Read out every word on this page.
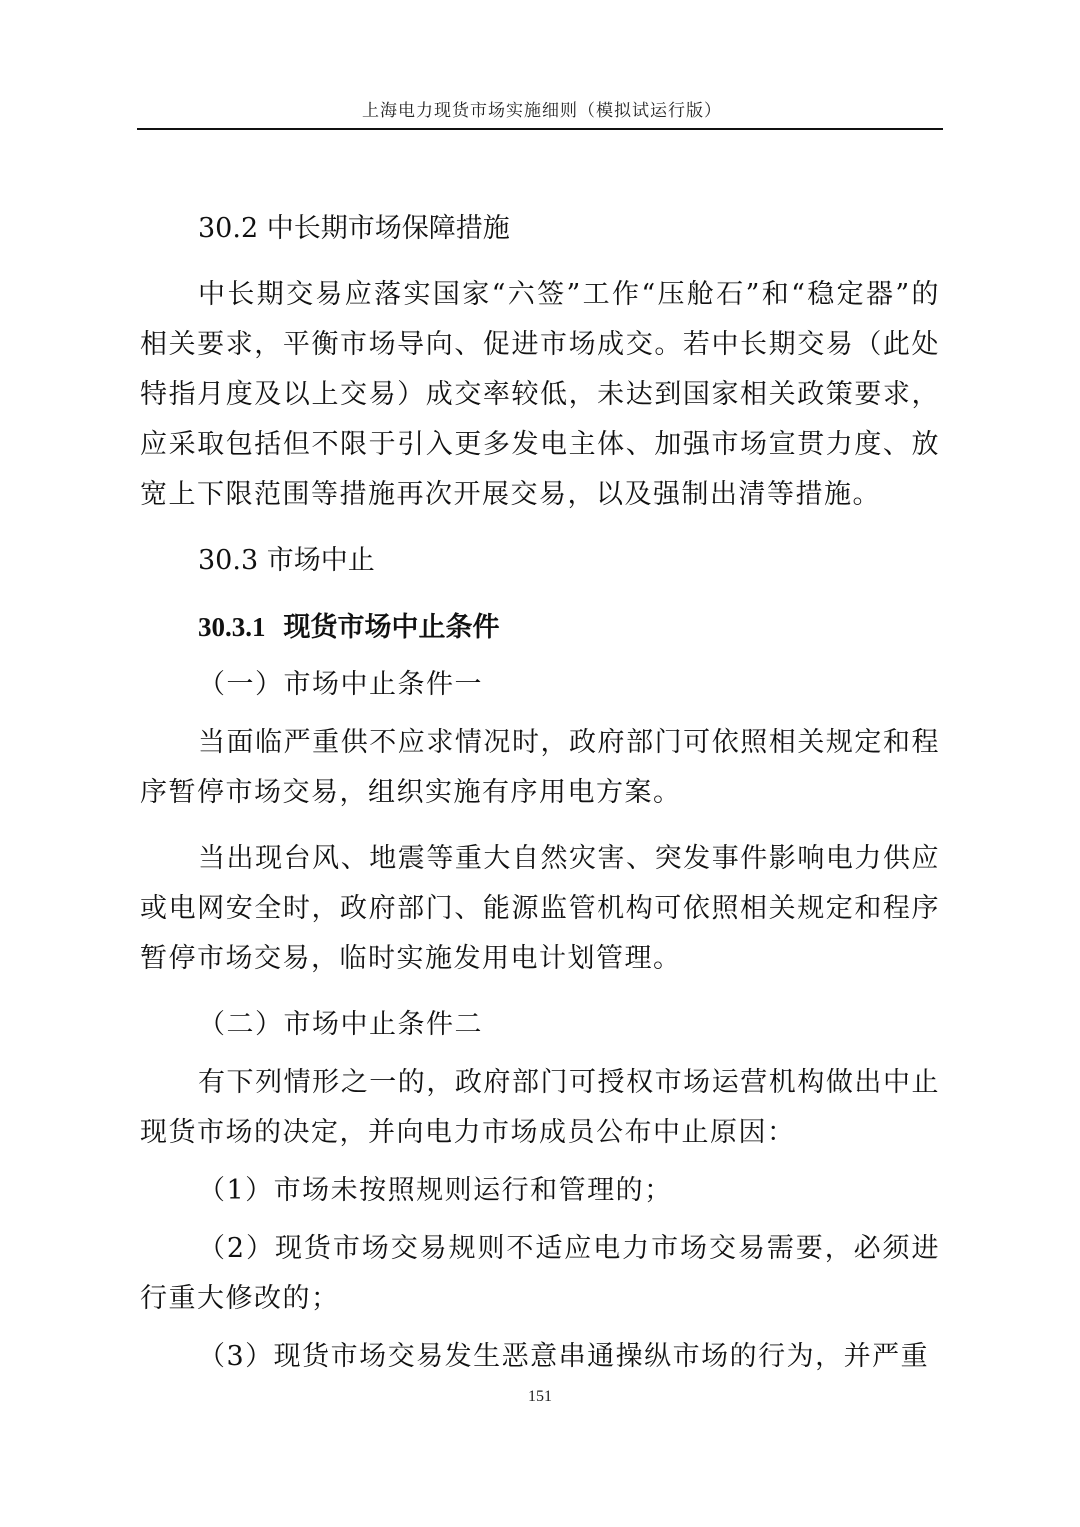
上海电力现货市场实施细则（模拟试运行版）
30.2 中长期市场保障措施

中长期交易应落实国家“六签”工作“压舱石”和“稳定器”的相关要求，平衡市场导向、促进市场成交。若中长期交易（此处特指月度及以上交易）成交率较低，未达到国家相关政策要求，应采取包括但不限于引入更多发电主体、加强市场宣贯力度、放宽上下限范围等措施再次开展交易，以及强制出清等措施。

30.3 市场中止
30.3.1 现货市场中止条件

（一）市场中止条件一

当面临严重供不应求情况时，政府部门可依照相关规定和程序暂停市场交易，组织实施有序用电方案。

当出现台风、地震等重大自然灾害、突发事件影响电力供应或电网安全时，政府部门、能源监管机构可依照相关规定和程序暂停市场交易，临时实施发用电计划管理。

（二）市场中止条件二

有下列情形之一的，政府部门可授权市场运营机构做出中止现货市场的决定，并向电力市场成员公布中止原因：

（1）市场未按照规则运行和管理的；

（2）现货市场交易规则不适应电力市场交易需要，必须进行重大修改的；

（3）现货市场交易发生恶意串通操纵市场的行为，并严重

151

Exercise directions -> Print all of the records shown above exactly, leaving out each picture.

The result ->
Read out every word on this page.
上海电力现货市场实施细则（模拟试运行版）
30.2 中长期市场保障措施

中长期交易应落实国家“六签”工作“压舱石”和“稳定器”的相关要求，平衡市场导向、促进市场成交。若中长期交易（此处特指月度及以上交易）成交率较低，未达到国家相关政策要求，应采取包括但不限于引入更多发电主体、加强市场宣贯力度、放宽上下限范围等措施再次开展交易，以及强制出清等措施。

30.3 市场中止
30.3.1 现货市场中止条件

（一）市场中止条件一

当面临严重供不应求情况时，政府部门可依照相关规定和程序暂停市场交易，组织实施有序用电方案。

当出现台风、地震等重大自然灾害、突发事件影响电力供应或电网安全时，政府部门、能源监管机构可依照相关规定和程序暂停市场交易，临时实施发用电计划管理。

（二）市场中止条件二

有下列情形之一的，政府部门可授权市场运营机构做出中止现货市场的决定，并向电力市场成员公布中止原因：

（1）市场未按照规则运行和管理的；

（2）现货市场交易规则不适应电力市场交易需要，必须进行重大修改的；

（3）现货市场交易发生恶意串通操纵市场的行为，并严重

151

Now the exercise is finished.